▶ **Exercise aim**
Return unchanged the lines of the records that run from the one containing "x-tick-label: 60E xyxy=(267,706,290,720)" through the one containing "colorbar-segment xyxy=(743,734,800,750)", including both.

▶ **Input data**
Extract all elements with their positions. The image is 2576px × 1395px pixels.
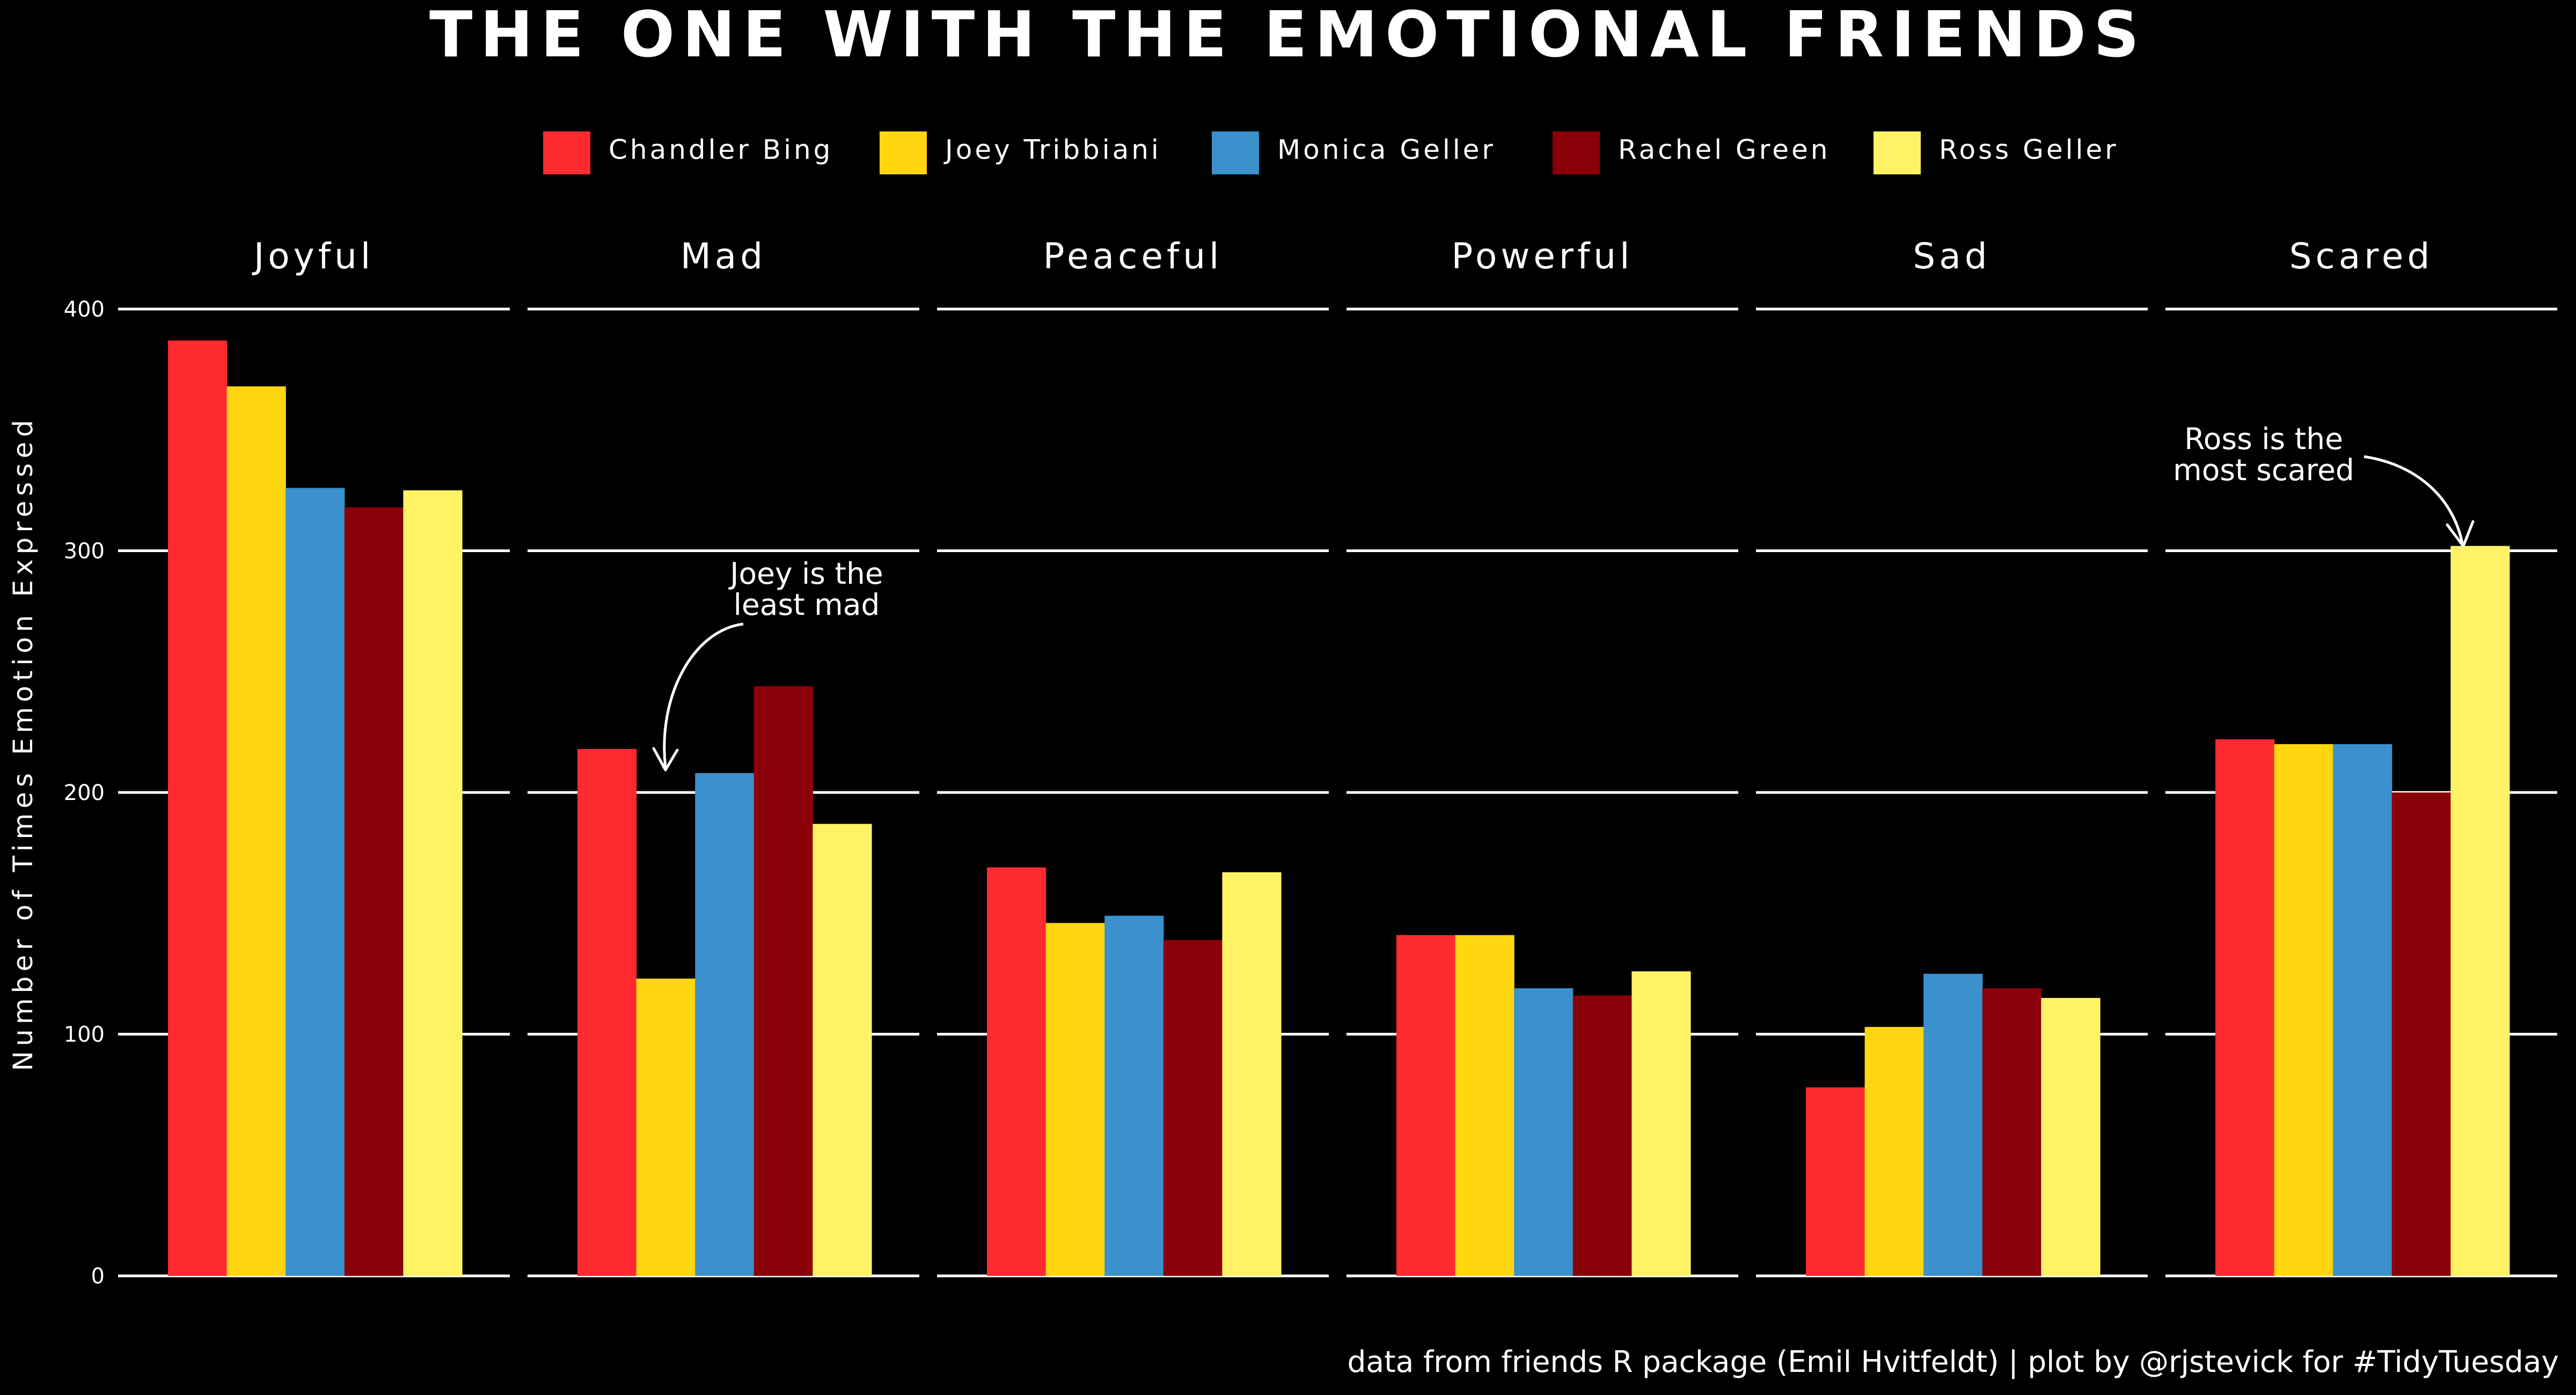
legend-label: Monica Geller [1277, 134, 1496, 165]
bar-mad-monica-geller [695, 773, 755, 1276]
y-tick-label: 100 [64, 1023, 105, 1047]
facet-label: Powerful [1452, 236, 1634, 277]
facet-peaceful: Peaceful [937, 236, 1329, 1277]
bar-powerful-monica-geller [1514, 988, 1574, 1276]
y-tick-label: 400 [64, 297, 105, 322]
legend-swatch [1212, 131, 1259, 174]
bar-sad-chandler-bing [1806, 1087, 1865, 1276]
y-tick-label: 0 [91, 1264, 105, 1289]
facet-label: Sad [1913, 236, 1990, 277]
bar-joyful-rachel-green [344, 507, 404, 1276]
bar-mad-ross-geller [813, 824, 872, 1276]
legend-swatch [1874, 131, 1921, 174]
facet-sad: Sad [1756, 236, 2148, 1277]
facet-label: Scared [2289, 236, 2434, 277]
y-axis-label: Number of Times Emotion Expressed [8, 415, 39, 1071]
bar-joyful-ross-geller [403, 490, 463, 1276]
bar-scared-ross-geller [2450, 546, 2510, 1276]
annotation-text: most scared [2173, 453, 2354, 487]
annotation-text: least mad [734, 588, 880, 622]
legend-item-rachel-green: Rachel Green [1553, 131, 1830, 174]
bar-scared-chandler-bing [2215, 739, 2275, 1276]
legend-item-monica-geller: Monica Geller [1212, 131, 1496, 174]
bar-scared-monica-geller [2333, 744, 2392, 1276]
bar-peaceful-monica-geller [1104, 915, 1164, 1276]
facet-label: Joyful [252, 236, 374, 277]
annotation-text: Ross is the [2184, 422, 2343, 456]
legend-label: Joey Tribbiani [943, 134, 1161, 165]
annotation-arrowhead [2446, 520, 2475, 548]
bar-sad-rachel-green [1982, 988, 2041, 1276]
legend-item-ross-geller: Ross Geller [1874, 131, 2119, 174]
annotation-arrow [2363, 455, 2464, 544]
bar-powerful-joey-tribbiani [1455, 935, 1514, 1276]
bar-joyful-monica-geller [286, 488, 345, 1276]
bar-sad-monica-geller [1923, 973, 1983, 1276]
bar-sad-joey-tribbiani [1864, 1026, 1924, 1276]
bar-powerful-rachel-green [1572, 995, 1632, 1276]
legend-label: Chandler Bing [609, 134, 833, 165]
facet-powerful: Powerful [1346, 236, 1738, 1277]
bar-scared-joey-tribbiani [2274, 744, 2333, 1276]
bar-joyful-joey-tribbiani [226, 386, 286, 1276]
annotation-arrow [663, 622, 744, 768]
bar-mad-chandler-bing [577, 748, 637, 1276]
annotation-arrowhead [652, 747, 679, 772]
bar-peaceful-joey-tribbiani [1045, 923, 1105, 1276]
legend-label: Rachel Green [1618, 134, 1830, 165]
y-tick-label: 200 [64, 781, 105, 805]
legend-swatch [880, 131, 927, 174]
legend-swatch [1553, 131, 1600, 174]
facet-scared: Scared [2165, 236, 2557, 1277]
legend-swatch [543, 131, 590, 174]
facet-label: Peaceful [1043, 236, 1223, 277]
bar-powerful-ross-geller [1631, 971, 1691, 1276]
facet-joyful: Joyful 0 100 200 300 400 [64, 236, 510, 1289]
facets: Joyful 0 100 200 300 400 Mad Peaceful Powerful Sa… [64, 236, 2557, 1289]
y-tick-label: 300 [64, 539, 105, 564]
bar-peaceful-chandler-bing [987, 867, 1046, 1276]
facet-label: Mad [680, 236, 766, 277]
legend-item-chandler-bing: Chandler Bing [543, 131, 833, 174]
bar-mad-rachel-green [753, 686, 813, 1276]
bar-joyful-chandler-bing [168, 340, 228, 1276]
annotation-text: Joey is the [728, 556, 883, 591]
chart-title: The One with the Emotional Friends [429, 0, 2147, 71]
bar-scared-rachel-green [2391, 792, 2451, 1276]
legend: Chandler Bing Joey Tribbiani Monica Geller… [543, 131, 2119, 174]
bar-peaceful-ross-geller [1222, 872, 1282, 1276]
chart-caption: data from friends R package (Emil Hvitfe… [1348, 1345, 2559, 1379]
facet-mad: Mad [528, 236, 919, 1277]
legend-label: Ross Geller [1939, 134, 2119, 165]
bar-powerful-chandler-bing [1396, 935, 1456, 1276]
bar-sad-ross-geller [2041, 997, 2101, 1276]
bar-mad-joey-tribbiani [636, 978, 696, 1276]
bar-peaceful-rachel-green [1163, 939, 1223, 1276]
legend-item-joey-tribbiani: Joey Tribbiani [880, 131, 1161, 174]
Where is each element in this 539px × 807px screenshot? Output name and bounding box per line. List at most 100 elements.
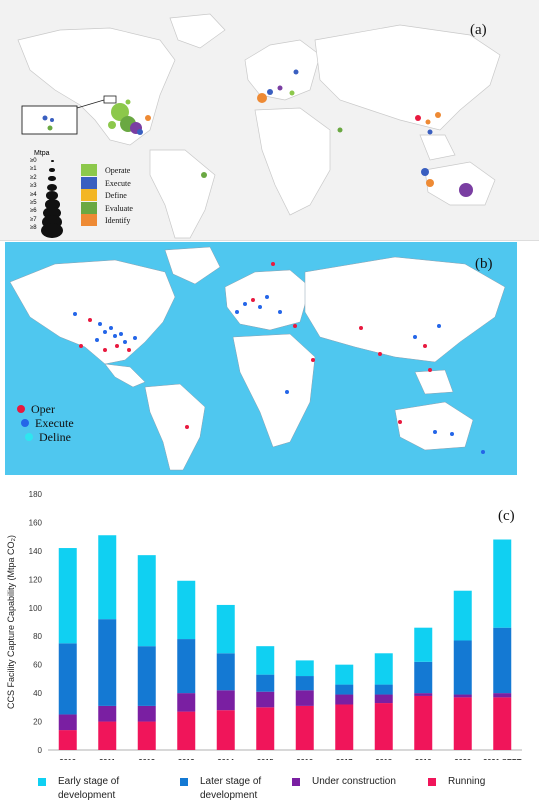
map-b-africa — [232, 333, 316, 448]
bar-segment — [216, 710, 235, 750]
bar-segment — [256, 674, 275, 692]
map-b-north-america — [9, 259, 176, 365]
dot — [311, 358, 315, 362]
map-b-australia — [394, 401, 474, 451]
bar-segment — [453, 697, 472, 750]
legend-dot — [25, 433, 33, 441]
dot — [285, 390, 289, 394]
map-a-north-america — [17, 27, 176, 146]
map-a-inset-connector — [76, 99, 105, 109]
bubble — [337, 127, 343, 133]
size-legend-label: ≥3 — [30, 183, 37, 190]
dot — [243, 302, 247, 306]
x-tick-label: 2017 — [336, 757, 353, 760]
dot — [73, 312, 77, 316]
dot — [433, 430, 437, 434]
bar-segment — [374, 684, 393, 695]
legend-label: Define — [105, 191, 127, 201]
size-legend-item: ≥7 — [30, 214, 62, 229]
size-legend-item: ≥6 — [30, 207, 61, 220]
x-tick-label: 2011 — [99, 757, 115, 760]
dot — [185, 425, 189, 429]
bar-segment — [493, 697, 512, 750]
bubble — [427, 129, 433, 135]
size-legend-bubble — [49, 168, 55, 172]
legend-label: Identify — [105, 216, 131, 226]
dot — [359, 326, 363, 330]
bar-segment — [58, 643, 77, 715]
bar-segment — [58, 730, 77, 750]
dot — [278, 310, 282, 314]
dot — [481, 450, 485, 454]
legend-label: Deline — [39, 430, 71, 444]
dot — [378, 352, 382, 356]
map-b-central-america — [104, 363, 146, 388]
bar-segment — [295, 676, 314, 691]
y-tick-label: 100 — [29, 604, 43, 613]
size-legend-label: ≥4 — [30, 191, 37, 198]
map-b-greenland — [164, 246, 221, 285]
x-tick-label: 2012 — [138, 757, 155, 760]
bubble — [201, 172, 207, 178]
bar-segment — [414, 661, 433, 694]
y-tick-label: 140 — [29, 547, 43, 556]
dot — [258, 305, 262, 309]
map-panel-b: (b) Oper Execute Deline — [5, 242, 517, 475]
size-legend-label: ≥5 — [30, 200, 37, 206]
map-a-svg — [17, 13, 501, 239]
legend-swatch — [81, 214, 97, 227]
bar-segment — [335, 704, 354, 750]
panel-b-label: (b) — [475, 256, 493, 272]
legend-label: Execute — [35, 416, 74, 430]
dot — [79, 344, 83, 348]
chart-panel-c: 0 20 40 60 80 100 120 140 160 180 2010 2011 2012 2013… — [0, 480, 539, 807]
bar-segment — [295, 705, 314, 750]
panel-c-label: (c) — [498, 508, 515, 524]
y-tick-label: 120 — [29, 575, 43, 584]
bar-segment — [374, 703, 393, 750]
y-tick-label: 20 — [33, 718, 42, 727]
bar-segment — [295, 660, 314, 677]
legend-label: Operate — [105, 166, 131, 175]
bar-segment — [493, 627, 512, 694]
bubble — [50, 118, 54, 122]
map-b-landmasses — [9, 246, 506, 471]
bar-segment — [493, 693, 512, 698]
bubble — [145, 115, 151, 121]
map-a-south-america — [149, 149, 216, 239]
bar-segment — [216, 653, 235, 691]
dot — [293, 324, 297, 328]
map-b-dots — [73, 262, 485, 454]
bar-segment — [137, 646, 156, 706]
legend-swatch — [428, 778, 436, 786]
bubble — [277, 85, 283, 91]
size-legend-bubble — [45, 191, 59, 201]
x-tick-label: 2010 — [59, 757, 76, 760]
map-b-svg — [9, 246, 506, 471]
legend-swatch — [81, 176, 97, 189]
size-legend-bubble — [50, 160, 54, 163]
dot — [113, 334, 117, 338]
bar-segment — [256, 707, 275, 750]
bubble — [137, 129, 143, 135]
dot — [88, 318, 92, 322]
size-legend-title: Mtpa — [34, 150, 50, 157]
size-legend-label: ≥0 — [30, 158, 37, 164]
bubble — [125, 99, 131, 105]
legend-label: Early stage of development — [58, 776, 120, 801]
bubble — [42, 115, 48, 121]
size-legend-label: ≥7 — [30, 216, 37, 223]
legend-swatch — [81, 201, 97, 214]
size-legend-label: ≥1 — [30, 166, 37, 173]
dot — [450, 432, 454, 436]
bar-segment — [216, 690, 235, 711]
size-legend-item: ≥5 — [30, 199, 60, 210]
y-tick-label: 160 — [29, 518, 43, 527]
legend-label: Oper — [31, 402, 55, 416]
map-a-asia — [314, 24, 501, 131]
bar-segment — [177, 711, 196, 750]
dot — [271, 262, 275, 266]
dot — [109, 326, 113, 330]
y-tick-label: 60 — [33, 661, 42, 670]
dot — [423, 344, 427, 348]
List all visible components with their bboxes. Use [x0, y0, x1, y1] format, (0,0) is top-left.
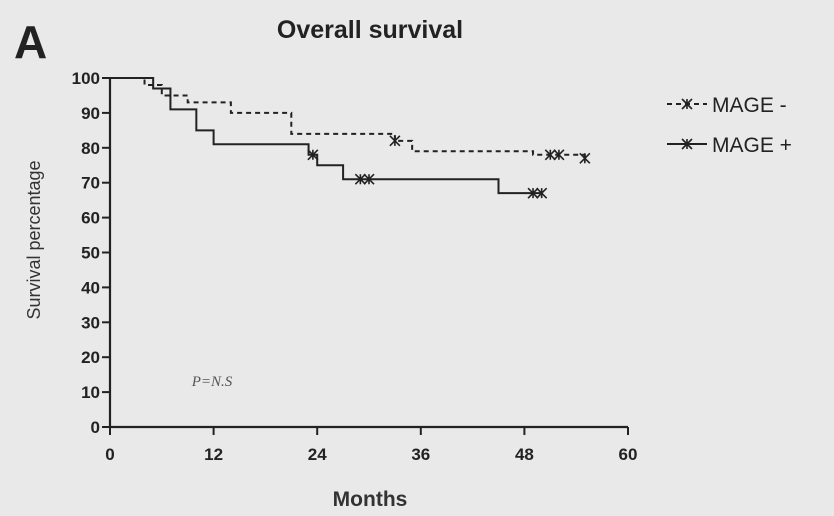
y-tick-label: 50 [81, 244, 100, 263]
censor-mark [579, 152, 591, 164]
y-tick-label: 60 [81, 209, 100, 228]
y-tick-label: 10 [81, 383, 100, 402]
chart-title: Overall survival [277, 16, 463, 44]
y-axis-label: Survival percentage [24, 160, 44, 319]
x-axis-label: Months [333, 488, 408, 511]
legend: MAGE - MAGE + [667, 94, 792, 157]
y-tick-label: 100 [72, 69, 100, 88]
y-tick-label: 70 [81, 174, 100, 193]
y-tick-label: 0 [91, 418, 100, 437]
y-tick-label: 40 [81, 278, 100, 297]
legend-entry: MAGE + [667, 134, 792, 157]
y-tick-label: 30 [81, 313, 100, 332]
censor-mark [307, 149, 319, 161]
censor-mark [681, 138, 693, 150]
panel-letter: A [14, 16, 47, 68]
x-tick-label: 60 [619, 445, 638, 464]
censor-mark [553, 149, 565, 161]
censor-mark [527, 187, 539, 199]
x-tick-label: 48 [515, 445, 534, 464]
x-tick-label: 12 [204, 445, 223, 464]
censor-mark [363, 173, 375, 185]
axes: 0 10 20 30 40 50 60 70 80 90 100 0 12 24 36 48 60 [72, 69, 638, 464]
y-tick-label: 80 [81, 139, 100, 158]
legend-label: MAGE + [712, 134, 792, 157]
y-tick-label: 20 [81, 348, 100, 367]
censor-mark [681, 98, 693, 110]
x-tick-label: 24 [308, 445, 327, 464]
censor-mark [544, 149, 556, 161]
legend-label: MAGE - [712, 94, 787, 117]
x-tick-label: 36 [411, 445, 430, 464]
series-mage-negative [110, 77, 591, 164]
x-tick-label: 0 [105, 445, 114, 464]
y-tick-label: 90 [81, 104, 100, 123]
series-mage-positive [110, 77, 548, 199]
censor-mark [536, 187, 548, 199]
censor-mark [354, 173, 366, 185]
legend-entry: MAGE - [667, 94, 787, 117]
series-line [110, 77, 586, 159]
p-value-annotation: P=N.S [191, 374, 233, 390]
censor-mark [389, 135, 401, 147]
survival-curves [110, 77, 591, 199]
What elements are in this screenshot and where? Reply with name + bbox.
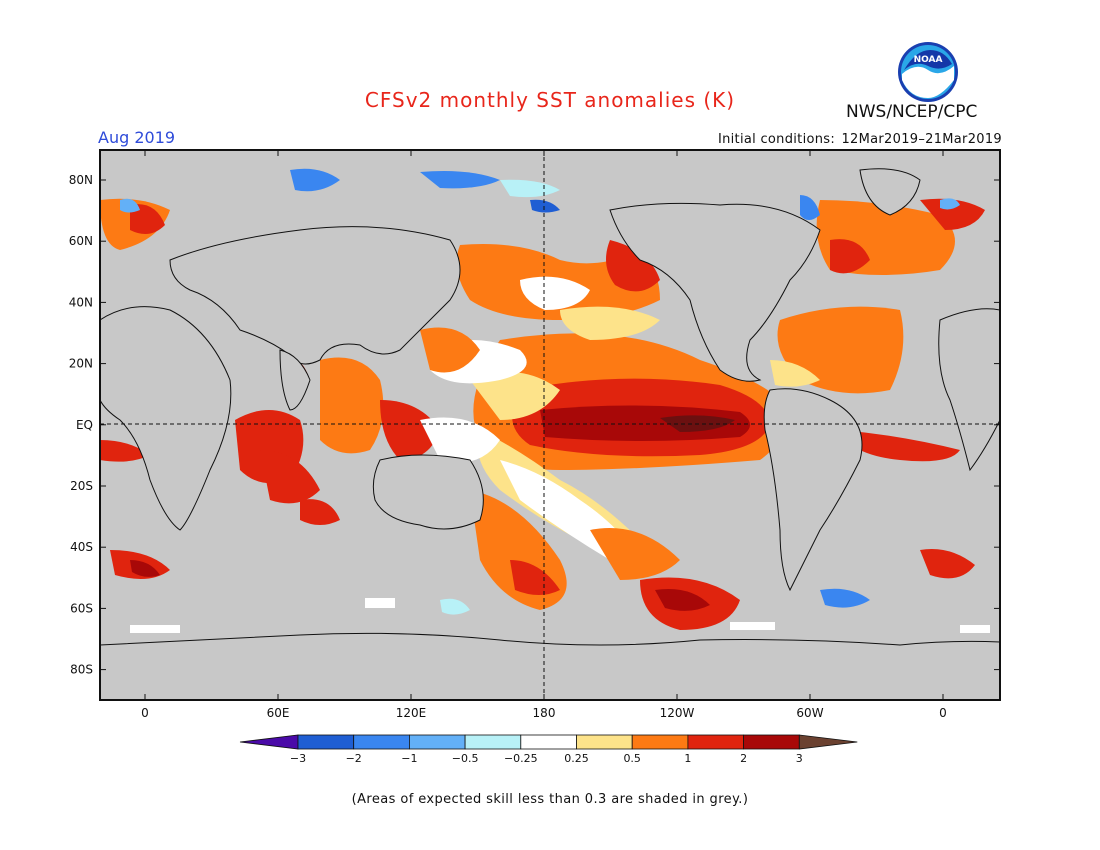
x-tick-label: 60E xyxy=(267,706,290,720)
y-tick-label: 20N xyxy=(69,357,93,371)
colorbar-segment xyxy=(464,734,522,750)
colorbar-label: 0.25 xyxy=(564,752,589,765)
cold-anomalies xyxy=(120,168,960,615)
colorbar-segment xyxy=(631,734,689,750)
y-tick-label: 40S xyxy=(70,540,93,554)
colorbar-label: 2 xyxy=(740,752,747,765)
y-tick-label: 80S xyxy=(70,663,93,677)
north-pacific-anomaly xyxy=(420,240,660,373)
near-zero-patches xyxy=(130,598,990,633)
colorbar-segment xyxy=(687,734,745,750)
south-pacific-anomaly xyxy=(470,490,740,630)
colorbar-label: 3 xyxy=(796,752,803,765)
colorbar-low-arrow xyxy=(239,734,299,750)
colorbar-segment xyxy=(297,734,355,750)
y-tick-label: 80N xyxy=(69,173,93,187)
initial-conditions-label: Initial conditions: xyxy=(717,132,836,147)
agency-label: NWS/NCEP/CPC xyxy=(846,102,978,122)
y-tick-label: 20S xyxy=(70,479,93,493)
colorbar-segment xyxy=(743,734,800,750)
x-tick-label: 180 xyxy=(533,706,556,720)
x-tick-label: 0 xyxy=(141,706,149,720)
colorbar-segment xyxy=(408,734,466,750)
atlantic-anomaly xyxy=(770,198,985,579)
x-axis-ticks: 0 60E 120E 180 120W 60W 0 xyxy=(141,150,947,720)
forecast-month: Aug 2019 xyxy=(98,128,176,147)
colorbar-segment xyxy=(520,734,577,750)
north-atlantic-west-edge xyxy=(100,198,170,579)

▶ **Exercise result**
x-tick-label: 60E xyxy=(267,706,290,720)
y-tick-label: 20N xyxy=(69,357,93,371)
colorbar-segment xyxy=(464,734,522,750)
colorbar-label: 0.25 xyxy=(564,752,589,765)
cold-anomalies xyxy=(120,168,960,615)
colorbar-segment xyxy=(631,734,689,750)
y-tick-label: 40S xyxy=(70,540,93,554)
colorbar-label: 2 xyxy=(740,752,747,765)
y-tick-label: 80S xyxy=(70,663,93,677)
north-pacific-anomaly xyxy=(420,240,660,373)
near-zero-patches xyxy=(130,598,990,633)
colorbar-segment xyxy=(687,734,745,750)
south-pacific-anomaly xyxy=(470,490,740,630)
colorbar-label: 3 xyxy=(796,752,803,765)
colorbar-low-arrow xyxy=(239,734,299,750)
colorbar-segment xyxy=(297,734,355,750)
y-tick-label: 80N xyxy=(69,173,93,187)
initial-conditions-label: Initial conditions: xyxy=(717,132,836,147)
agency-label: NWS/NCEP/CPC xyxy=(846,102,978,122)
y-tick-label: 20S xyxy=(70,479,93,493)
colorbar-segment xyxy=(743,734,800,750)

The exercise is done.